## begin Data for the task

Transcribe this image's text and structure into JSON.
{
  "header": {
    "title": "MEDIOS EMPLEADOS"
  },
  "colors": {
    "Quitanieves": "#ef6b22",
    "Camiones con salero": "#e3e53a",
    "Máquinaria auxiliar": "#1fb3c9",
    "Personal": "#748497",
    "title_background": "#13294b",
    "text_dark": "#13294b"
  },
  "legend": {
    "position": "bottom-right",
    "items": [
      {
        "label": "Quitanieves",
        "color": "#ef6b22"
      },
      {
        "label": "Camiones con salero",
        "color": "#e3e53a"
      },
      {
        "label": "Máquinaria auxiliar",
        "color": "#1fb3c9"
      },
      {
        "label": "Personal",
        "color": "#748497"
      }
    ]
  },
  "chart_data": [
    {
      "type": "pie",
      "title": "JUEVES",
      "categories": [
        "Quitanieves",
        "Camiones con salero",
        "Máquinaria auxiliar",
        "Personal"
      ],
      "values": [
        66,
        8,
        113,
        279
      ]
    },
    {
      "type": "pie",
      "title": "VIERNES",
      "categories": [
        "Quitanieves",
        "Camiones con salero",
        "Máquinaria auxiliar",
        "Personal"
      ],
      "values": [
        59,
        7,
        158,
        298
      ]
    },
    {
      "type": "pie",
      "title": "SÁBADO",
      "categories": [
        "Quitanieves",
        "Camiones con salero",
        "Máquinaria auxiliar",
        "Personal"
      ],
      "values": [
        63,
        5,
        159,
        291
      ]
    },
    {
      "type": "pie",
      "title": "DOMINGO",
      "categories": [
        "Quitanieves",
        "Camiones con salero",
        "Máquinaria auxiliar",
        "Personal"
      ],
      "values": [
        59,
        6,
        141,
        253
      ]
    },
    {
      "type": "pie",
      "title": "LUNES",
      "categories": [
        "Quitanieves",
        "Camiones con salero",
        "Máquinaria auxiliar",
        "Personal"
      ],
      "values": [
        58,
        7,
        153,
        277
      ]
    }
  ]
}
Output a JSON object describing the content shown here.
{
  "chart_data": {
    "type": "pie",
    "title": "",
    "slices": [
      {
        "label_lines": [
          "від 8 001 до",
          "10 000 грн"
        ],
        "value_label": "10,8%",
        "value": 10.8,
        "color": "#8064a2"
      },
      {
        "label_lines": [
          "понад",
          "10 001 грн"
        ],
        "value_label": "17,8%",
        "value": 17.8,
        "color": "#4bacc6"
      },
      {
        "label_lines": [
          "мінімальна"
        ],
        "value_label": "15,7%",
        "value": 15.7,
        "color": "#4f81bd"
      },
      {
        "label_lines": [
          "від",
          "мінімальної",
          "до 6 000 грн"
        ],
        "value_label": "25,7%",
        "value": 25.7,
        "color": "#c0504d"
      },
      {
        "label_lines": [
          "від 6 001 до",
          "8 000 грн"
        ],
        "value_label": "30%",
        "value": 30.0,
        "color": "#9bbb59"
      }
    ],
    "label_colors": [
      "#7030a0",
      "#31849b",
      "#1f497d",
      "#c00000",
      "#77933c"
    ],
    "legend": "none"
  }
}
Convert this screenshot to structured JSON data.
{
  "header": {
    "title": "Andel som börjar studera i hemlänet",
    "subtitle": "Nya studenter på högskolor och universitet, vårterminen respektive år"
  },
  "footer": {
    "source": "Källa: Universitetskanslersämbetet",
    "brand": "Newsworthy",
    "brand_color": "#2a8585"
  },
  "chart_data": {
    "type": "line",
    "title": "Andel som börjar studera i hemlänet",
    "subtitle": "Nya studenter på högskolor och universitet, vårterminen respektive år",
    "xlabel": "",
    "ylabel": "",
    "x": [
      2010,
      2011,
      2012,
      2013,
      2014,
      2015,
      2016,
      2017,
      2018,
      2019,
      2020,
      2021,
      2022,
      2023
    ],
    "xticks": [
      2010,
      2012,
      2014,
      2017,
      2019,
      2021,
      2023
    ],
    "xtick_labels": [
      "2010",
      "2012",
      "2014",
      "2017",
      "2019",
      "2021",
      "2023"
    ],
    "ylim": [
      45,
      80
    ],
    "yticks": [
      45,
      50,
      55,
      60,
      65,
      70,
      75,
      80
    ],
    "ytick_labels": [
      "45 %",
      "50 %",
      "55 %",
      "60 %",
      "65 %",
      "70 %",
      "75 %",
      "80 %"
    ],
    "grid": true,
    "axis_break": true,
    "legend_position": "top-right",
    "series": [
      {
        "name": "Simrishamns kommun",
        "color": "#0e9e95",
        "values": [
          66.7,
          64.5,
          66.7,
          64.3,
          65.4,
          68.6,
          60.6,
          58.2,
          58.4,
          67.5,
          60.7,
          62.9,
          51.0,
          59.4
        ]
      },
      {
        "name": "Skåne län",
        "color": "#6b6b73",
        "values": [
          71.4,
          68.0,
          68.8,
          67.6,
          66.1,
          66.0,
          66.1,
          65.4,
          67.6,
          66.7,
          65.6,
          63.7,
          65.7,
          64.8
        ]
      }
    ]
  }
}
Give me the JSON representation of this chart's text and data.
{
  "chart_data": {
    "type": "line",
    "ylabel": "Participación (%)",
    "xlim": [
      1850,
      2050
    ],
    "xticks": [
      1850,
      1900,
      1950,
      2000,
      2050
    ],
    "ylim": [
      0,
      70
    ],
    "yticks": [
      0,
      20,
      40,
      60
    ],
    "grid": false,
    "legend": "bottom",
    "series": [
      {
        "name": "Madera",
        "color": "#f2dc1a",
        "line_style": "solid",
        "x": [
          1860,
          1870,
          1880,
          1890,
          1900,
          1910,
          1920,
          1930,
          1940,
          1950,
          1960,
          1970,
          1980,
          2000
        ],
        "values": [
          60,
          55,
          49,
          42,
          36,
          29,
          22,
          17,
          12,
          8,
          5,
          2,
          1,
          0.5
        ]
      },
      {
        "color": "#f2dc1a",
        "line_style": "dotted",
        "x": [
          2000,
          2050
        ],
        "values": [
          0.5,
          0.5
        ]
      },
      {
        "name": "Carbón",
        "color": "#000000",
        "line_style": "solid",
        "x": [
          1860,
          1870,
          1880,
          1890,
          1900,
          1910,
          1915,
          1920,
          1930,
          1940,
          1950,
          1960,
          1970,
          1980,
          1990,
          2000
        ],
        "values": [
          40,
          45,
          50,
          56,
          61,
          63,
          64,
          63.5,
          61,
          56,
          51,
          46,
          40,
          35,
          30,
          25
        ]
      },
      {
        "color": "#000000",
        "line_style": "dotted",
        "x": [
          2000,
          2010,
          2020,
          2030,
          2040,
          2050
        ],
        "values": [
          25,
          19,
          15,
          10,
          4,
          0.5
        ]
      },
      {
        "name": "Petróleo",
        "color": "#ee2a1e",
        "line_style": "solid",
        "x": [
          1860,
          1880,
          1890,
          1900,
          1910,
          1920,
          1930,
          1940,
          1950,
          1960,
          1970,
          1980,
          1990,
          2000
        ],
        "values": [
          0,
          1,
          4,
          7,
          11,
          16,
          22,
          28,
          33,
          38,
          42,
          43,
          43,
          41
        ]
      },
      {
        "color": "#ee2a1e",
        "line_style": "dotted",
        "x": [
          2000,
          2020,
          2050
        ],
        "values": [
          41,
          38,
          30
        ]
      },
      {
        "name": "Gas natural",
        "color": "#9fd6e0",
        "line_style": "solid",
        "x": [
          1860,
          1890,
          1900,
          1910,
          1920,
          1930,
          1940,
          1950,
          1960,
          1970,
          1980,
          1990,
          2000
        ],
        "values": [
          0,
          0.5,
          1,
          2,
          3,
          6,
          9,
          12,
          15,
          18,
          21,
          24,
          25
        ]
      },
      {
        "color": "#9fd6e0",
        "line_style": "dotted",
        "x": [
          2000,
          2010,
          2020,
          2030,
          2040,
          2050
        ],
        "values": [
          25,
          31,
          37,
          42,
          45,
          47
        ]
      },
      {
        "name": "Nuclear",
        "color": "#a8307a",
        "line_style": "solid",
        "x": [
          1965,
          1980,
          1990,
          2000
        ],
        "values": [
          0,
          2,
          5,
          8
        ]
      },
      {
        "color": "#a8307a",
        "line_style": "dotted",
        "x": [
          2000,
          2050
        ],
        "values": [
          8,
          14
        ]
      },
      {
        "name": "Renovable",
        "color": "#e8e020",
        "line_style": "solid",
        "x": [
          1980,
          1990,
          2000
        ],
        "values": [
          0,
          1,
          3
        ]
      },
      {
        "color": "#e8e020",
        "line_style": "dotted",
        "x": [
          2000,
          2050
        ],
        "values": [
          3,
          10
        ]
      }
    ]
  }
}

## end Data for the task

[What you are asked to do]
Only a number is wanted: how many lines of the data above contain "vårterminen"?

[Response for this exercise]
2